◆ **TO BE DONE**
Write out every entry word for word.

------------------------------------------------------------------------

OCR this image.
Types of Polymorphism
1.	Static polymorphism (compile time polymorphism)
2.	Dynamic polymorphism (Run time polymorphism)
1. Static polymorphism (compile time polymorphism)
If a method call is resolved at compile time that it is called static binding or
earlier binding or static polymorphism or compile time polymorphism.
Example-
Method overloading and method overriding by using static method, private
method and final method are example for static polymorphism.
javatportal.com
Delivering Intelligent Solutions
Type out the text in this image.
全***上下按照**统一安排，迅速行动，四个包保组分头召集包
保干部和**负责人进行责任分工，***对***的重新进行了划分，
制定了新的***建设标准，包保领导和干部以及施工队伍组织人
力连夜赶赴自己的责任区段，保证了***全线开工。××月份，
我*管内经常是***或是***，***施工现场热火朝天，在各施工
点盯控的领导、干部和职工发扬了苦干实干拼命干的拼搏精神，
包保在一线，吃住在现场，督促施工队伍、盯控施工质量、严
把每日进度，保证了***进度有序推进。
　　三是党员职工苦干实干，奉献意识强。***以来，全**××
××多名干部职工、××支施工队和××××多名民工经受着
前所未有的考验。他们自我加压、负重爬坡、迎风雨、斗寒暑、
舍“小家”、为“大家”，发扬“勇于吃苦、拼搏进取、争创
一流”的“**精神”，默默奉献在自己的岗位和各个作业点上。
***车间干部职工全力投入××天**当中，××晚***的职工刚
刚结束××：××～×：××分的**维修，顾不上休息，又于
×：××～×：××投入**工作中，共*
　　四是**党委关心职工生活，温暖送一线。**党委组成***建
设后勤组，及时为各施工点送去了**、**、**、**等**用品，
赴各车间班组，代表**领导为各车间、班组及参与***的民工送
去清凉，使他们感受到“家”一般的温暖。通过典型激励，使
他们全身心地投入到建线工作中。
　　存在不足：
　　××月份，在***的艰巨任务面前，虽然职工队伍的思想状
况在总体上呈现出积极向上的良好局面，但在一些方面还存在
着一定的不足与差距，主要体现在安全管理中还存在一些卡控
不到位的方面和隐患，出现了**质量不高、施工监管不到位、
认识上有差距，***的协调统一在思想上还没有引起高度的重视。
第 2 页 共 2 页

------------------------------------------------------------------------

◆ **ANSWER TO THIS EXERCISE**
OCR this image.
Types of Polymorphism
1.	Static polymorphism (compile time polymorphism)
2.	Dynamic polymorphism (Run time polymorphism)
1. Static polymorphism (compile time polymorphism)
If a method call is resolved at compile time that it is called static binding or
earlier binding or static polymorphism or compile time polymorphism.
Example-
Method overloading and method overriding by using static method, private
method and final method are example for static polymorphism.
javatportal.com
Delivering Intelligent Solutions
Type out the text in this image.
全***上下按照**统一安排，迅速行动，四个包保组分头召集包
保干部和**负责人进行责任分工，***对***的重新进行了划分，
制定了新的***建设标准，包保领导和干部以及施工队伍组织人
力连夜赶赴自己的责任区段，保证了***全线开工。××月份，
我*管内经常是***或是***，***施工现场热火朝天，在各施工
点盯控的领导、干部和职工发扬了苦干实干拼命干的拼搏精神，
包保在一线，吃住在现场，督促施工队伍、盯控施工质量、严
把每日进度，保证了***进度有序推进。
　　三是党员职工苦干实干，奉献意识强。***以来，全**××
××多名干部职工、××支施工队和××××多名民工经受着
前所未有的考验。他们自我加压、负重爬坡、迎风雨、斗寒暑、
舍“小家”、为“大家”，发扬“勇于吃苦、拼搏进取、争创
一流”的“**精神”，默默奉献在自己的岗位和各个作业点上。
***车间干部职工全力投入××天**当中，××晚***的职工刚
刚结束××：××～×：××分的**维修，顾不上休息，又于
×：××～×：××投入**工作中，共*
　　四是**党委关心职工生活，温暖送一线。**党委组成***建
设后勤组，及时为各施工点送去了**、**、**、**等**用品，
赴各车间班组，代表**领导为各车间、班组及参与***的民工送
去清凉，使他们感受到“家”一般的温暖。通过典型激励，使
他们全身心地投入到建线工作中。
　　存在不足：
　　××月份，在***的艰巨任务面前，虽然职工队伍的思想状
况在总体上呈现出积极向上的良好局面，但在一些方面还存在
着一定的不足与差距，主要体现在安全管理中还存在一些卡控
不到位的方面和隐患，出现了**质量不高、施工监管不到位、
认识上有差距，***的协调统一在思想上还没有引起高度的重视。
第 2 页 共 2 页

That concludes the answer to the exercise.